Objective: Leave out the pictures, and reproduce exactly the lines from the line containing "What text is on this page?" through the final line of the entries.

Dataset rows:
-=-=-=-=-

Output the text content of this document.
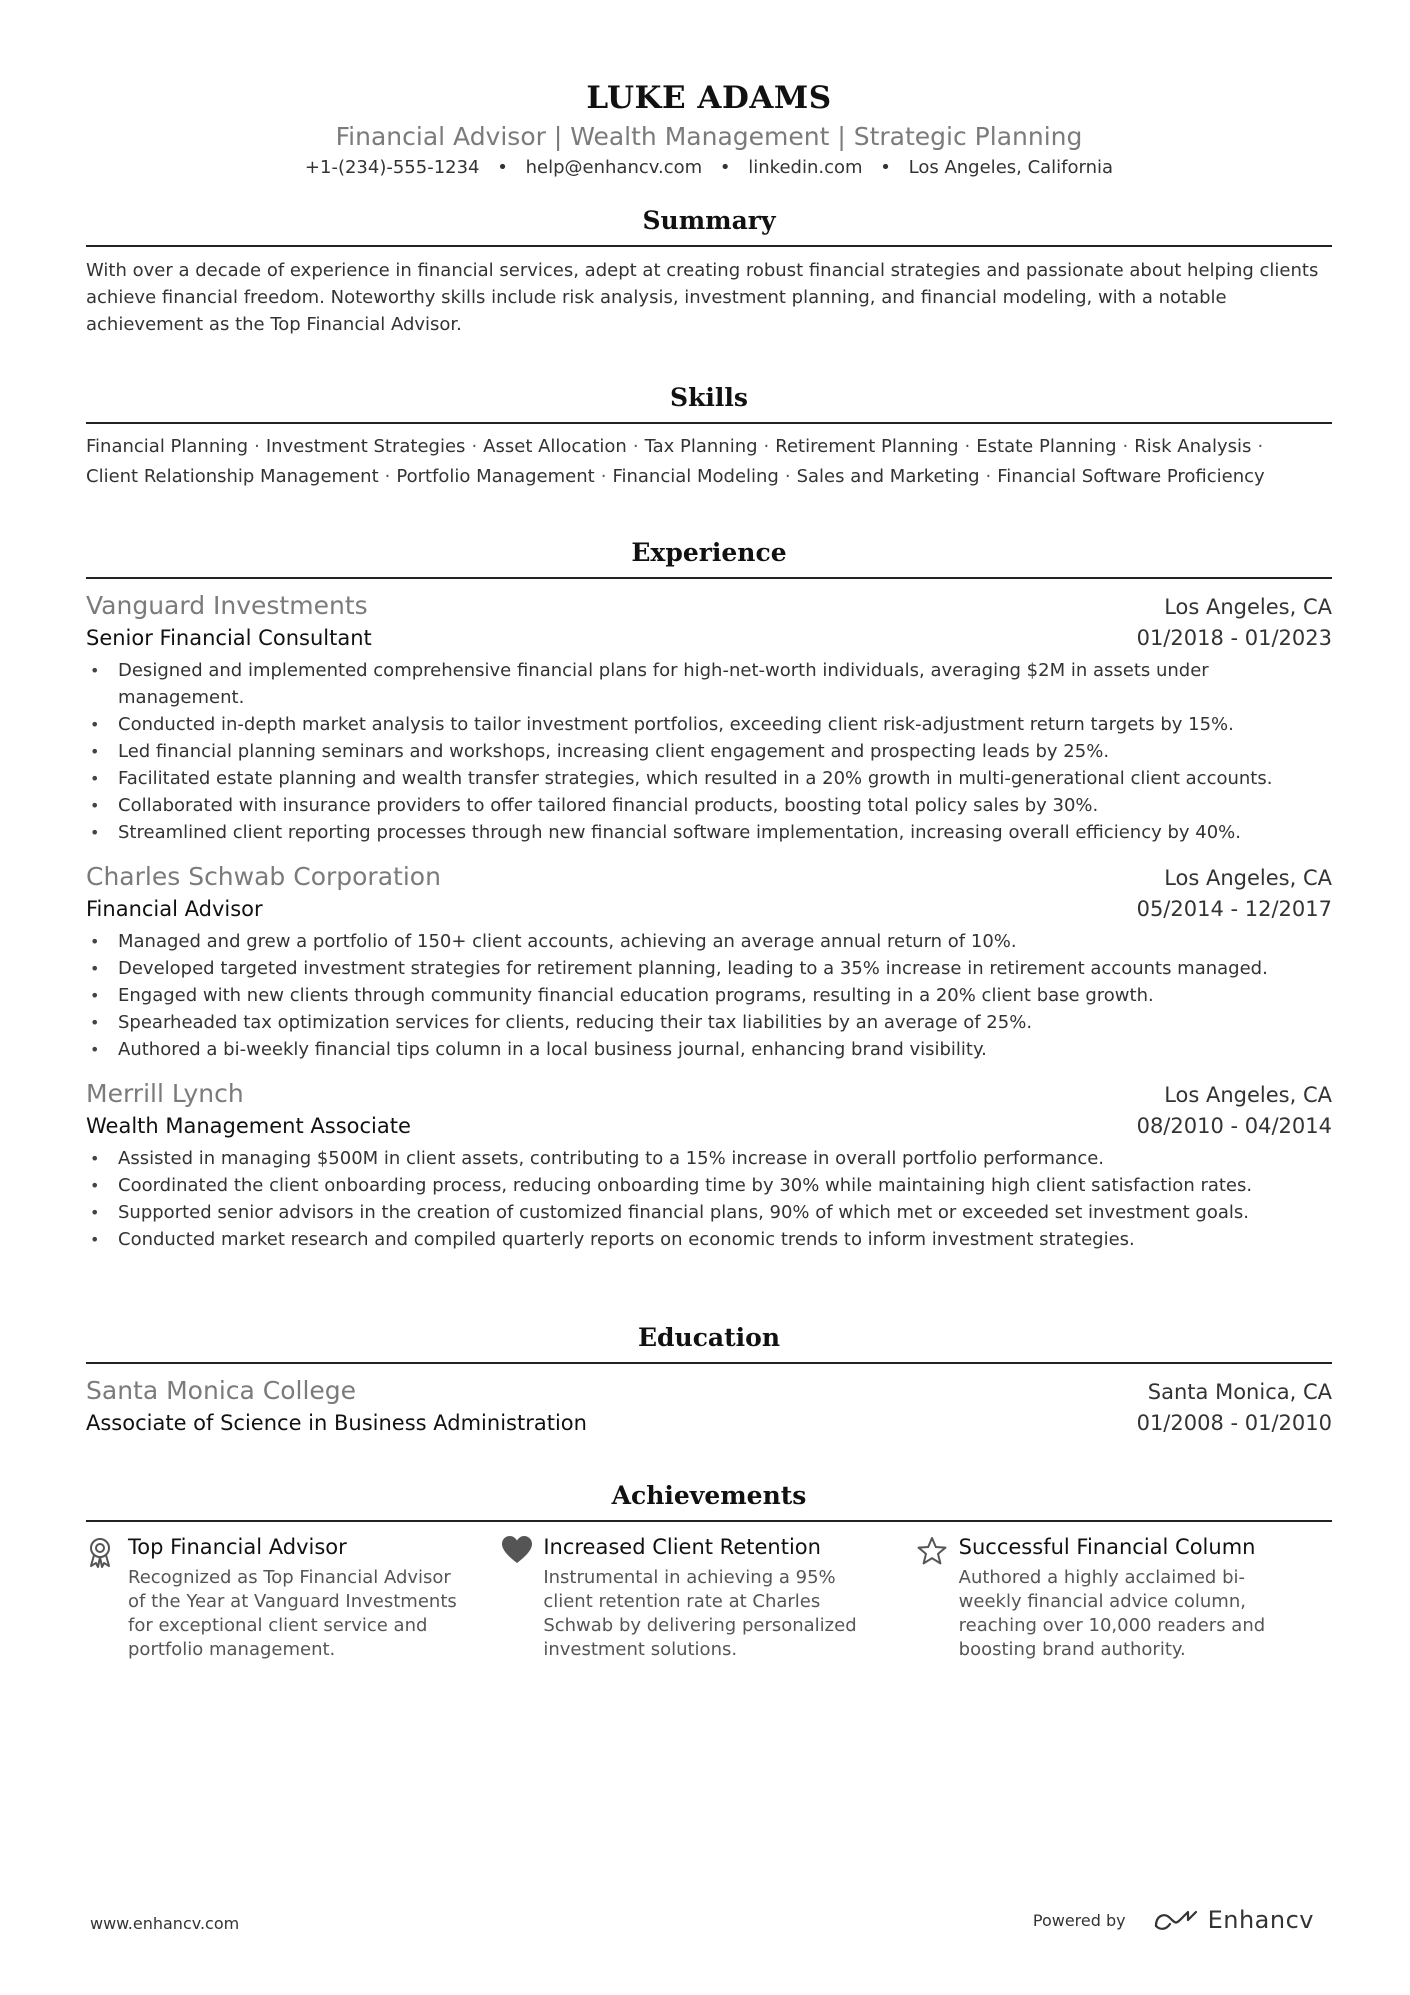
LUKE ADAMS
Financial Advisor | Wealth Management | Strategic Planning
+1-(234)-555-1234 • help@enhancv.com • linkedin.com • Los Angeles, California
Summary
With over a decade of experience in financial services, adept at creating robust financial strategies and passionate about helping clients achieve financial freedom. Noteworthy skills include risk analysis, investment planning, and financial modeling, with a notable achievement as the Top Financial Advisor.
Skills
Financial Planning · Investment Strategies · Asset Allocation · Tax Planning · Retirement Planning · Estate Planning · Risk Analysis ·
Client Relationship Management · Portfolio Management · Financial Modeling · Sales and Marketing · Financial Software Proficiency
Experience
Vanguard Investments	Los Angeles, CA
Senior Financial Consultant	01/2018 - 01/2023
• Designed and implemented comprehensive financial plans for high-net-worth individuals, averaging $2M in assets under management.
• Conducted in-depth market analysis to tailor investment portfolios, exceeding client risk-adjustment return targets by 15%.
• Led financial planning seminars and workshops, increasing client engagement and prospecting leads by 25%.
• Facilitated estate planning and wealth transfer strategies, which resulted in a 20% growth in multi-generational client accounts.
• Collaborated with insurance providers to offer tailored financial products, boosting total policy sales by 30%.
• Streamlined client reporting processes through new financial software implementation, increasing overall efficiency by 40%.
Charles Schwab Corporation	Los Angeles, CA
Financial Advisor	05/2014 - 12/2017
• Managed and grew a portfolio of 150+ client accounts, achieving an average annual return of 10%.
• Developed targeted investment strategies for retirement planning, leading to a 35% increase in retirement accounts managed.
• Engaged with new clients through community financial education programs, resulting in a 20% client base growth.
• Spearheaded tax optimization services for clients, reducing their tax liabilities by an average of 25%.
• Authored a bi-weekly financial tips column in a local business journal, enhancing brand visibility.
Merrill Lynch	Los Angeles, CA
Wealth Management Associate	08/2010 - 04/2014
• Assisted in managing $500M in client assets, contributing to a 15% increase in overall portfolio performance.
• Coordinated the client onboarding process, reducing onboarding time by 30% while maintaining high client satisfaction rates.
• Supported senior advisors in the creation of customized financial plans, 90% of which met or exceeded set investment goals.
• Conducted market research and compiled quarterly reports on economic trends to inform investment strategies.
Education
Santa Monica College	Santa Monica, CA
Associate of Science in Business Administration	01/2008 - 01/2010
Achievements
Top Financial Advisor
Recognized as Top Financial Advisor of the Year at Vanguard Investments for exceptional client service and portfolio management.
Increased Client Retention
Instrumental in achieving a 95% client retention rate at Charles Schwab by delivering personalized investment solutions.
Successful Financial Column
Authored a highly acclaimed bi-weekly financial advice column, reaching over 10,000 readers and boosting brand authority.
www.enhancv.com	Powered by	Enhancv
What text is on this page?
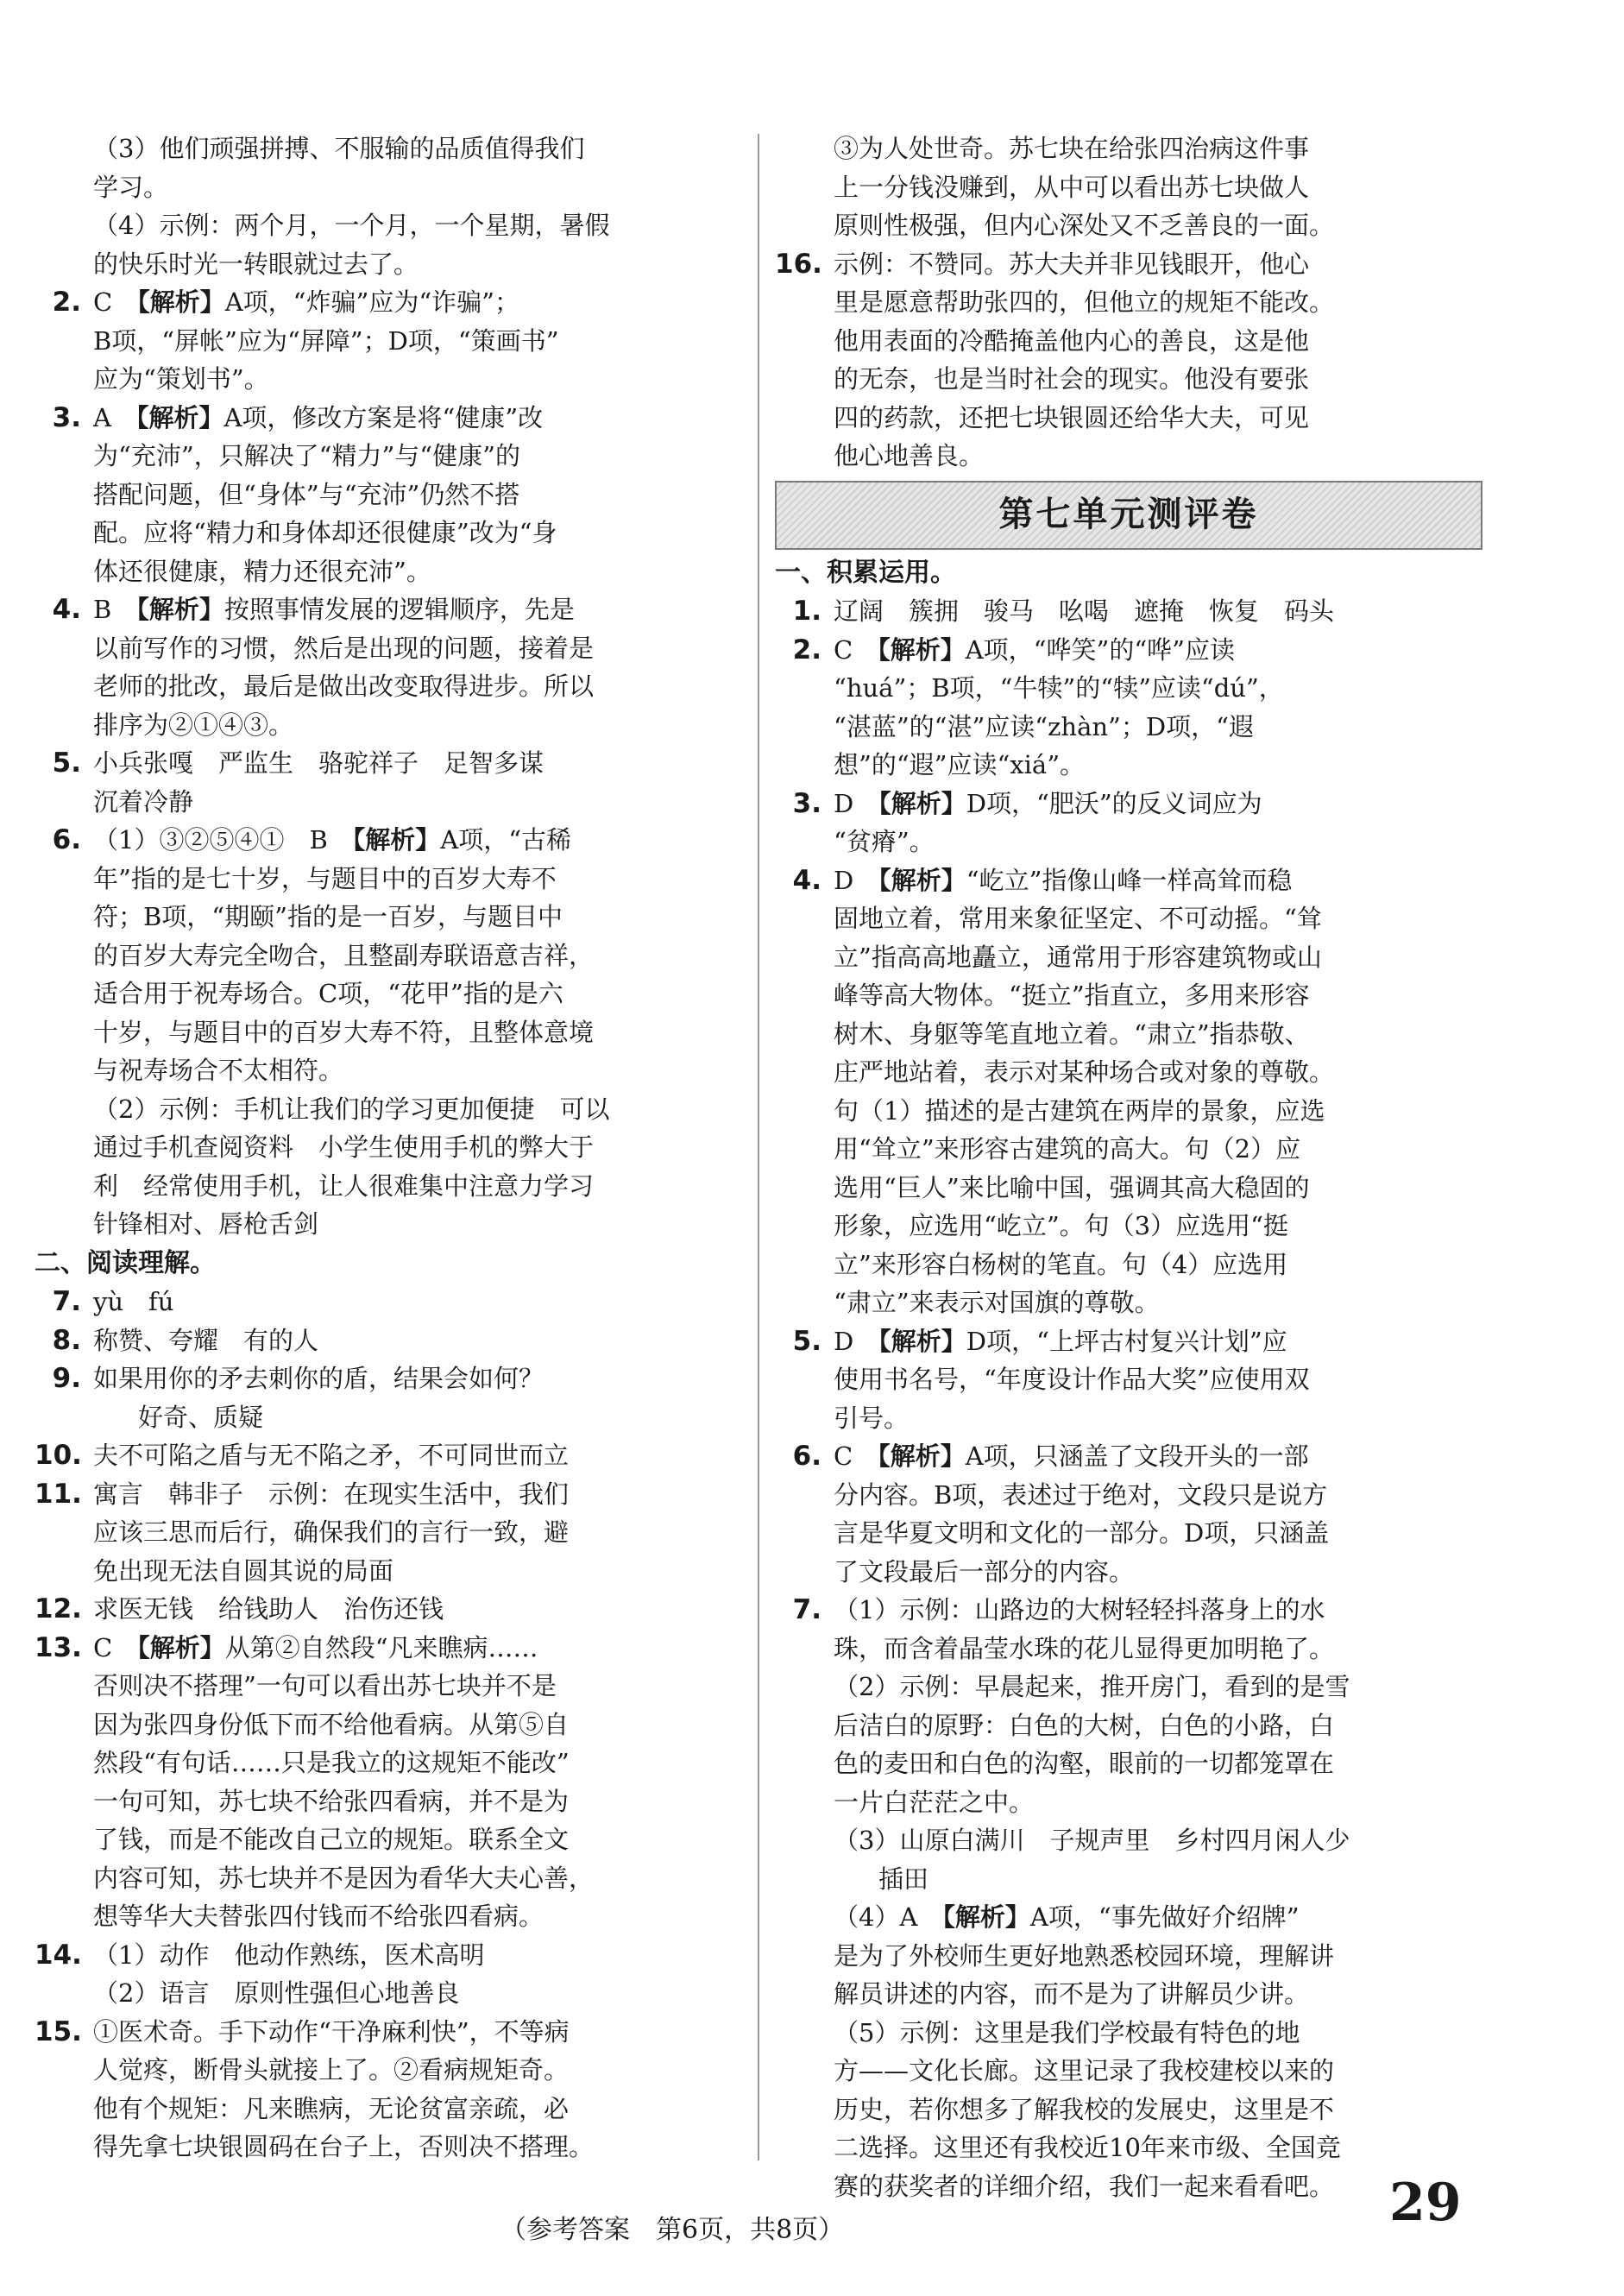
（3）他们顽强拼搏、不服输的品质值得我们
学习。
（4）示例：两个月，一个月，一个星期，暑假
的快乐时光一转眼就过去了。
2. C　【解析】A项，“炸骗”应为“诈骗”；
B项，“屏帐”应为“屏障”；D项，“策画书”
应为“策划书”。
3. A　【解析】A项，修改方案是将“健康”改
为“充沛”，只解决了“精力”与“健康”的
搭配问题，但“身体”与“充沛”仍然不搭
配。应将“精力和身体却还很健康”改为“身
体还很健康，精力还很充沛”。
4. B　【解析】按照事情发展的逻辑顺序，先是
以前写作的习惯，然后是出现的问题，接着是
老师的批改，最后是做出改变取得进步。所以
排序为②①④③。
5. 小兵张嘎　严监生　骆驼祥子　足智多谋
沉着冷静
6. （1）③②⑤④①　B　【解析】A项，“古稀
年”指的是七十岁，与题目中的百岁大寿不
符；B项，“期颐”指的是一百岁，与题目中
的百岁大寿完全吻合，且整副寿联语意吉祥，
适合用于祝寿场合。C项，“花甲”指的是六
十岁，与题目中的百岁大寿不符，且整体意境
与祝寿场合不太相符。
（2）示例：手机让我们的学习更加便捷　可以
通过手机查阅资料　小学生使用手机的弊大于
利　经常使用手机，让人很难集中注意力学习
针锋相对、唇枪舌剑
二、阅读理解。
7. yù　fú
8. 称赞、夸耀　有的人
9. 如果用你的矛去刺你的盾，结果会如何？
好奇、质疑
10. 夫不可陷之盾与无不陷之矛，不可同世而立
11. 寓言　韩非子　示例：在现实生活中，我们
应该三思而后行，确保我们的言行一致，避
免出现无法自圆其说的局面
12. 求医无钱　给钱助人　治伤还钱
13. C　【解析】从第②自然段“凡来瞧病……
否则决不搭理”一句可以看出苏七块并不是
因为张四身份低下而不给他看病。从第⑤自
然段“有句话……只是我立的这规矩不能改”
一句可知，苏七块不给张四看病，并不是为
了钱，而是不能改自己立的规矩。联系全文
内容可知，苏七块并不是因为看华大夫心善，
想等华大夫替张四付钱而不给张四看病。
14. （1）动作　他动作熟练，医术高明
（2）语言　原则性强但心地善良
15. ①医术奇。手下动作“干净麻利快”，不等病
人觉疼，断骨头就接上了。②看病规矩奇。
他有个规矩：凡来瞧病，无论贫富亲疏，必
得先拿七块银圆码在台子上，否则决不搭理。
③为人处世奇。苏七块在给张四治病这件事
上一分钱没赚到，从中可以看出苏七块做人
原则性极强，但内心深处又不乏善良的一面。
16. 示例：不赞同。苏大夫并非见钱眼开，他心
里是愿意帮助张四的，但他立的规矩不能改。
他用表面的冷酷掩盖他内心的善良，这是他
的无奈，也是当时社会的现实。他没有要张
四的药款，还把七块银圆还给华大夫，可见
他心地善良。
第七单元测评卷
一、积累运用。
1. 辽阔　簇拥　骏马　吆喝　遮掩　恢复　码头
2. C　【解析】A项，“哗笑”的“哗”应读
“huá”；B项，“牛犊”的“犊”应读“dú”，
“湛蓝”的“湛”应读“zhàn”；D项，“遐
想”的“遐”应读“xiá”。
3. D　【解析】D项，“肥沃”的反义词应为
“贫瘠”。
4. D　【解析】“屹立”指像山峰一样高耸而稳
固地立着，常用来象征坚定、不可动摇。“耸
立”指高高地矗立，通常用于形容建筑物或山
峰等高大物体。“挺立”指直立，多用来形容
树木、身躯等笔直地立着。“肃立”指恭敬、
庄严地站着，表示对某种场合或对象的尊敬。
句（1）描述的是古建筑在两岸的景象，应选
用“耸立”来形容古建筑的高大。句（2）应
选用“巨人”来比喻中国，强调其高大稳固的
形象，应选用“屹立”。句（3）应选用“挺
立”来形容白杨树的笔直。句（4）应选用
“肃立”来表示对国旗的尊敬。
5. D　【解析】D项，“上坪古村复兴计划”应
使用书名号，“年度设计作品大奖”应使用双
引号。
6. C　【解析】A项，只涵盖了文段开头的一部
分内容。B项，表述过于绝对，文段只是说方
言是华夏文明和文化的一部分。D项，只涵盖
了文段最后一部分的内容。
7. （1）示例：山路边的大树轻轻抖落身上的水
珠，而含着晶莹水珠的花儿显得更加明艳了。
（2）示例：早晨起来，推开房门，看到的是雪
后洁白的原野：白色的大树，白色的小路，白
色的麦田和白色的沟壑，眼前的一切都笼罩在
一片白茫茫之中。
（3）山原白满川　子规声里　乡村四月闲人少
插田
（4）A　【解析】A项，“事先做好介绍牌”
是为了外校师生更好地熟悉校园环境，理解讲
解员讲述的内容，而不是为了讲解员少讲。
（5）示例：这里是我们学校最有特色的地
方——文化长廊。这里记录了我校建校以来的
历史，若你想多了解我校的发展史，这里是不
二选择。这里还有我校近10年来市级、全国竞
赛的获奖者的详细介绍，我们一起来看看吧。
（参考答案　第6页，共8页）	29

-=-=-=-=-

Written response:
What text is on this page?
（3）他们顽强拼搏、不服输的品质值得我们
学习。
（4）示例：两个月，一个月，一个星期，暑假
的快乐时光一转眼就过去了。
2. C　【解析】A项，“炸骗”应为“诈骗”；
B项，“屏帐”应为“屏障”；D项，“策画书”
应为“策划书”。
3. A　【解析】A项，修改方案是将“健康”改
为“充沛”，只解决了“精力”与“健康”的
搭配问题，但“身体”与“充沛”仍然不搭
配。应将“精力和身体却还很健康”改为“身
体还很健康，精力还很充沛”。
4. B　【解析】按照事情发展的逻辑顺序，先是
以前写作的习惯，然后是出现的问题，接着是
老师的批改，最后是做出改变取得进步。所以
排序为②①④③。
5. 小兵张嘎　严监生　骆驼祥子　足智多谋
沉着冷静
6. （1）③②⑤④①　B　【解析】A项，“古稀
年”指的是七十岁，与题目中的百岁大寿不
符；B项，“期颐”指的是一百岁，与题目中
的百岁大寿完全吻合，且整副寿联语意吉祥，
适合用于祝寿场合。C项，“花甲”指的是六
十岁，与题目中的百岁大寿不符，且整体意境
与祝寿场合不太相符。
（2）示例：手机让我们的学习更加便捷　可以
通过手机查阅资料　小学生使用手机的弊大于
利　经常使用手机，让人很难集中注意力学习
针锋相对、唇枪舌剑
二、阅读理解。
7. yù　fú
8. 称赞、夸耀　有的人
9. 如果用你的矛去刺你的盾，结果会如何？
好奇、质疑
10. 夫不可陷之盾与无不陷之矛，不可同世而立
11. 寓言　韩非子　示例：在现实生活中，我们
应该三思而后行，确保我们的言行一致，避
免出现无法自圆其说的局面
12. 求医无钱　给钱助人　治伤还钱
13. C　【解析】从第②自然段“凡来瞧病……
否则决不搭理”一句可以看出苏七块并不是
因为张四身份低下而不给他看病。从第⑤自
然段“有句话……只是我立的这规矩不能改”
一句可知，苏七块不给张四看病，并不是为
了钱，而是不能改自己立的规矩。联系全文
内容可知，苏七块并不是因为看华大夫心善，
想等华大夫替张四付钱而不给张四看病。
14. （1）动作　他动作熟练，医术高明
（2）语言　原则性强但心地善良
15. ①医术奇。手下动作“干净麻利快”，不等病
人觉疼，断骨头就接上了。②看病规矩奇。
他有个规矩：凡来瞧病，无论贫富亲疏，必
得先拿七块银圆码在台子上，否则决不搭理。
③为人处世奇。苏七块在给张四治病这件事
上一分钱没赚到，从中可以看出苏七块做人
原则性极强，但内心深处又不乏善良的一面。
16. 示例：不赞同。苏大夫并非见钱眼开，他心
里是愿意帮助张四的，但他立的规矩不能改。
他用表面的冷酷掩盖他内心的善良，这是他
的无奈，也是当时社会的现实。他没有要张
四的药款，还把七块银圆还给华大夫，可见
他心地善良。
第七单元测评卷
一、积累运用。
1. 辽阔　簇拥　骏马　吆喝　遮掩　恢复　码头
2. C　【解析】A项，“哗笑”的“哗”应读
“huá”；B项，“牛犊”的“犊”应读“dú”，
“湛蓝”的“湛”应读“zhàn”；D项，“遐
想”的“遐”应读“xiá”。
3. D　【解析】D项，“肥沃”的反义词应为
“贫瘠”。
4. D　【解析】“屹立”指像山峰一样高耸而稳
固地立着，常用来象征坚定、不可动摇。“耸
立”指高高地矗立，通常用于形容建筑物或山
峰等高大物体。“挺立”指直立，多用来形容
树木、身躯等笔直地立着。“肃立”指恭敬、
庄严地站着，表示对某种场合或对象的尊敬。
句（1）描述的是古建筑在两岸的景象，应选
用“耸立”来形容古建筑的高大。句（2）应
选用“巨人”来比喻中国，强调其高大稳固的
形象，应选用“屹立”。句（3）应选用“挺
立”来形容白杨树的笔直。句（4）应选用
“肃立”来表示对国旗的尊敬。
5. D　【解析】D项，“上坪古村复兴计划”应
使用书名号，“年度设计作品大奖”应使用双
引号。
6. C　【解析】A项，只涵盖了文段开头的一部
分内容。B项，表述过于绝对，文段只是说方
言是华夏文明和文化的一部分。D项，只涵盖
了文段最后一部分的内容。
7. （1）示例：山路边的大树轻轻抖落身上的水
珠，而含着晶莹水珠的花儿显得更加明艳了。
（2）示例：早晨起来，推开房门，看到的是雪
后洁白的原野：白色的大树，白色的小路，白
色的麦田和白色的沟壑，眼前的一切都笼罩在
一片白茫茫之中。
（3）山原白满川　子规声里　乡村四月闲人少
插田
（4）A　【解析】A项，“事先做好介绍牌”
是为了外校师生更好地熟悉校园环境，理解讲
解员讲述的内容，而不是为了讲解员少讲。
（5）示例：这里是我们学校最有特色的地
方——文化长廊。这里记录了我校建校以来的
历史，若你想多了解我校的发展史，这里是不
二选择。这里还有我校近10年来市级、全国竞
赛的获奖者的详细介绍，我们一起来看看吧。
（参考答案　第6页，共8页）	29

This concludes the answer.